» **EXERCISE**:
Transcribe every line exactly and omit anything that is a picture.

» **SOURCE RECORDS**:
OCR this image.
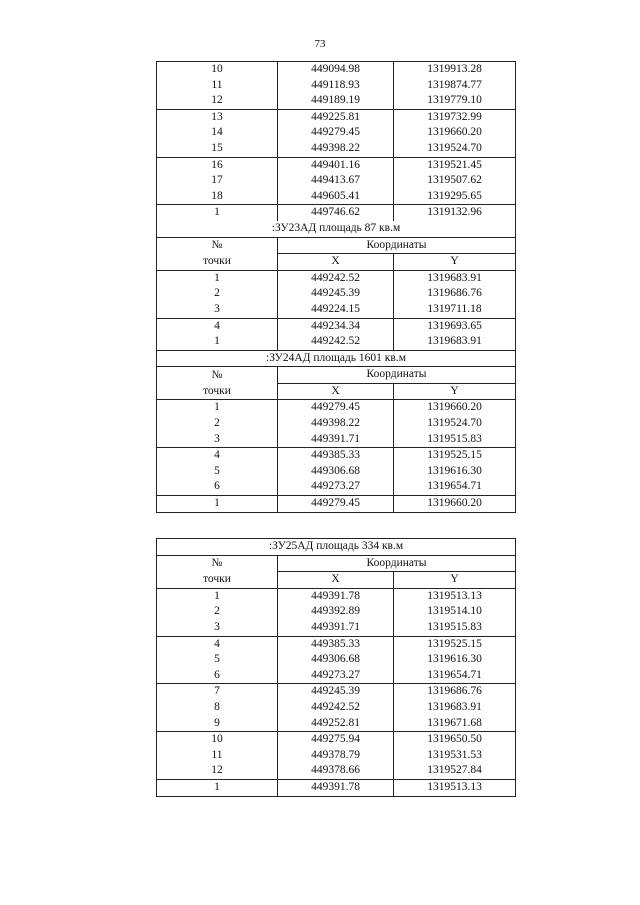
73
10	449094.98	1319913.28
11	449118.93	1319874.77
12	449189.19	1319779.10
13	449225.81	1319732.99
14	449279.45	1319660.20
15	449398.22	1319524.70
16	449401.16	1319521.45
17	449413.67	1319507.62
18	449605.41	1319295.65
1	449746.62	1319132.96
:ЗУ23АД площадь 87 кв.м		
№	Координаты	
точки	X	Y
1	449242.52	1319683.91
2	449245.39	1319686.76
3	449224.15	1319711.18
4	449234.34	1319693.65
1	449242.52	1319683.91
:ЗУ24АД площадь 1601 кв.м		
№	Координаты	
точки	X	Y
1	449279.45	1319660.20
2	449398.22	1319524.70
3	449391.71	1319515.83
4	449385.33	1319525.15
5	449306.68	1319616.30
6	449273.27	1319654.71
1	449279.45	1319660.20
:ЗУ25АД площадь 334 кв.м		
№	Координаты	
точки	X	Y
1	449391.78	1319513.13
2	449392.89	1319514.10
3	449391.71	1319515.83
4	449385.33	1319525.15
5	449306.68	1319616.30
6	449273.27	1319654.71
7	449245.39	1319686.76
8	449242.52	1319683.91
9	449252.81	1319671.68
10	449275.94	1319650.50
11	449378.79	1319531.53
12	449378.66	1319527.84
1	449391.78	1319513.13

» **CORRECT RESULT**:
OCR this image.
73
10	449094.98	1319913.28
11	449118.93	1319874.77
12	449189.19	1319779.10
13	449225.81	1319732.99
14	449279.45	1319660.20
15	449398.22	1319524.70
16	449401.16	1319521.45
17	449413.67	1319507.62
18	449605.41	1319295.65
1	449746.62	1319132.96
:ЗУ23АД площадь 87 кв.м		
№	Координаты	
точки	X	Y
1	449242.52	1319683.91
2	449245.39	1319686.76
3	449224.15	1319711.18
4	449234.34	1319693.65
1	449242.52	1319683.91
:ЗУ24АД площадь 1601 кв.м		
№	Координаты	
точки	X	Y
1	449279.45	1319660.20
2	449398.22	1319524.70
3	449391.71	1319515.83
4	449385.33	1319525.15
5	449306.68	1319616.30
6	449273.27	1319654.71
1	449279.45	1319660.20
:ЗУ25АД площадь 334 кв.м		
№	Координаты	
точки	X	Y
1	449391.78	1319513.13
2	449392.89	1319514.10
3	449391.71	1319515.83
4	449385.33	1319525.15
5	449306.68	1319616.30
6	449273.27	1319654.71
7	449245.39	1319686.76
8	449242.52	1319683.91
9	449252.81	1319671.68
10	449275.94	1319650.50
11	449378.79	1319531.53
12	449378.66	1319527.84
1	449391.78	1319513.13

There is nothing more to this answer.